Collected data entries
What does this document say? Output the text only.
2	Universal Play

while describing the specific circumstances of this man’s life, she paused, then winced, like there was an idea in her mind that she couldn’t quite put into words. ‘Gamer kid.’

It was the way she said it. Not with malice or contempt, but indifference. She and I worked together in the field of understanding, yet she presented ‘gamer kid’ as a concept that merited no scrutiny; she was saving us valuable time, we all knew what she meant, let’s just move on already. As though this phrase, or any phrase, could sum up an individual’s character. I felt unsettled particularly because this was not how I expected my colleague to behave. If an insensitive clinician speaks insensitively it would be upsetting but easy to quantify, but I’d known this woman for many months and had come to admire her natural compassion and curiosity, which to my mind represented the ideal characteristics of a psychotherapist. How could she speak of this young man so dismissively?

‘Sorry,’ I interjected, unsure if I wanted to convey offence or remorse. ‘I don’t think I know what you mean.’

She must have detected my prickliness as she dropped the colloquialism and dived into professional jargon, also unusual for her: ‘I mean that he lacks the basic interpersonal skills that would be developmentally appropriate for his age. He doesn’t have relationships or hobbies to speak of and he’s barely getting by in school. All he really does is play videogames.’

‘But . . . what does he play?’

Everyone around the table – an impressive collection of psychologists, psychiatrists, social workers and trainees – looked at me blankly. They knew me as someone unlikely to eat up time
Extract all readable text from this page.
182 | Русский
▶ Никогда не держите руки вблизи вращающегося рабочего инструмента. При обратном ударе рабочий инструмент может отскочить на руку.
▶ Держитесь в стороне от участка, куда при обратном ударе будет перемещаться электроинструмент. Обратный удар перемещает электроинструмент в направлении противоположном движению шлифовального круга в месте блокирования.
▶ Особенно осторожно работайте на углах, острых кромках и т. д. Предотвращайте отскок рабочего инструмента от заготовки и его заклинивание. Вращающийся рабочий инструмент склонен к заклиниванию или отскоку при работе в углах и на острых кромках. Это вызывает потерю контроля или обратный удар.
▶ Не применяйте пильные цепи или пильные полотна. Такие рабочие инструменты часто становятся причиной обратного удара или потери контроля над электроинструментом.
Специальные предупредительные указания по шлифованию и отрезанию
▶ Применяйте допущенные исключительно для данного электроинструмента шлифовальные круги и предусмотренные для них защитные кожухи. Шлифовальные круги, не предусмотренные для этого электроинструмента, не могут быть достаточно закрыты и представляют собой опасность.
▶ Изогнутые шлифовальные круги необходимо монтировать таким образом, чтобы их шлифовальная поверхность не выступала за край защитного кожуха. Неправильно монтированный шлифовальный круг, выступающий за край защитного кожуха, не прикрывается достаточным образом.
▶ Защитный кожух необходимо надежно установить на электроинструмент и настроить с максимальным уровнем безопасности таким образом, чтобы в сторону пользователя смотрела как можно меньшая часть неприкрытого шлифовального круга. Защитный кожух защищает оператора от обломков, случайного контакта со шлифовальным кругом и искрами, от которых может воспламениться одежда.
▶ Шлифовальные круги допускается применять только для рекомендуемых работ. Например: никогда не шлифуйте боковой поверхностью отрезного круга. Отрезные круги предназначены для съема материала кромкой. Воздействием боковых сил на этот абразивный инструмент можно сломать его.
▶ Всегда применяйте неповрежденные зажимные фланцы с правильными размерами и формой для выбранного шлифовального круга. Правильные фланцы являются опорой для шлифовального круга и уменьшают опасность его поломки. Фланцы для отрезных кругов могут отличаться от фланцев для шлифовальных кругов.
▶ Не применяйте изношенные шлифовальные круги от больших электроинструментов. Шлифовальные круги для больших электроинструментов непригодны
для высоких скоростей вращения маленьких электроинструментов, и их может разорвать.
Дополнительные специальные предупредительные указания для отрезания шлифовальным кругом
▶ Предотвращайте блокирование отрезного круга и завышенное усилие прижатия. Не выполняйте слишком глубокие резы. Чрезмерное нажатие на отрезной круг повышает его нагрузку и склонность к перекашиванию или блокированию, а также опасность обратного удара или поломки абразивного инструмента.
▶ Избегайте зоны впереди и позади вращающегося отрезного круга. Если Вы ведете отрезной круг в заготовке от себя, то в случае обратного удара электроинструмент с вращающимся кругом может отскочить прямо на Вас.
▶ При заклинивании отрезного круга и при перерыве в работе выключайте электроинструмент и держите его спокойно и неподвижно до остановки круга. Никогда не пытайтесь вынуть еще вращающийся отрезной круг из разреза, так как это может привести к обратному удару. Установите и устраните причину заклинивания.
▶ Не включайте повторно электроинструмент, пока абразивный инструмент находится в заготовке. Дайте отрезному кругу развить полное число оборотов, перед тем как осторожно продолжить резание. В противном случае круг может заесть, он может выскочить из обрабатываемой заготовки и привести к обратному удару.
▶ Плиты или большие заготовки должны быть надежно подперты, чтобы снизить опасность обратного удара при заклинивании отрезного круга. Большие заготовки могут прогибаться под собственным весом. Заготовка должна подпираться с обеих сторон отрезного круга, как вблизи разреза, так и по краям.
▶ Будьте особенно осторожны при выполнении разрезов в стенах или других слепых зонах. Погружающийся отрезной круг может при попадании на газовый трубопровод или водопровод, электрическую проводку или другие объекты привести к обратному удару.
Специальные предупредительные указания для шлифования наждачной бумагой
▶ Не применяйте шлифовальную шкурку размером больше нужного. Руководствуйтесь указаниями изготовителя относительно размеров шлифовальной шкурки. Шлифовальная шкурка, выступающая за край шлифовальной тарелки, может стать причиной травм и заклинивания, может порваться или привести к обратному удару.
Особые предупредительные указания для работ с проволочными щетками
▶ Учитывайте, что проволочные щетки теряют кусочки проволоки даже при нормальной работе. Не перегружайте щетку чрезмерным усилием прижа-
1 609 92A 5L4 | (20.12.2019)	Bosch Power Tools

→ **The exercise**:
Every line in the data above that contains "удара" needs to be copied.

→ **The output**:
▶ Не применяйте пильные цепи или пильные полотна. Такие рабочие инструменты часто становятся причиной обратного удара или потери контроля над электроинструментом.
▶ Предотвращайте блокирование отрезного круга и завышенное усилие прижатия. Не выполняйте слишком глубокие резы. Чрезмерное нажатие на отрезной круг повышает его нагрузку и склонность к перекашиванию или блокированию, а также опасность обратного удара или поломки абразивного инструмента.
▶ Избегайте зоны впереди и позади вращающегося отрезного круга. Если Вы ведете отрезной круг в заготовке от себя, то в случае обратного удара электроинструмент с вращающимся кругом может отскочить прямо на Вас.
▶ Плиты или большие заготовки должны быть надежно подперты, чтобы снизить опасность обратного удара при заклинивании отрезного круга. Большие заготовки могут прогибаться под собственным весом. Заготовка должна подпираться с обеих сторон отрезного круга, как вблизи разреза, так и по краям.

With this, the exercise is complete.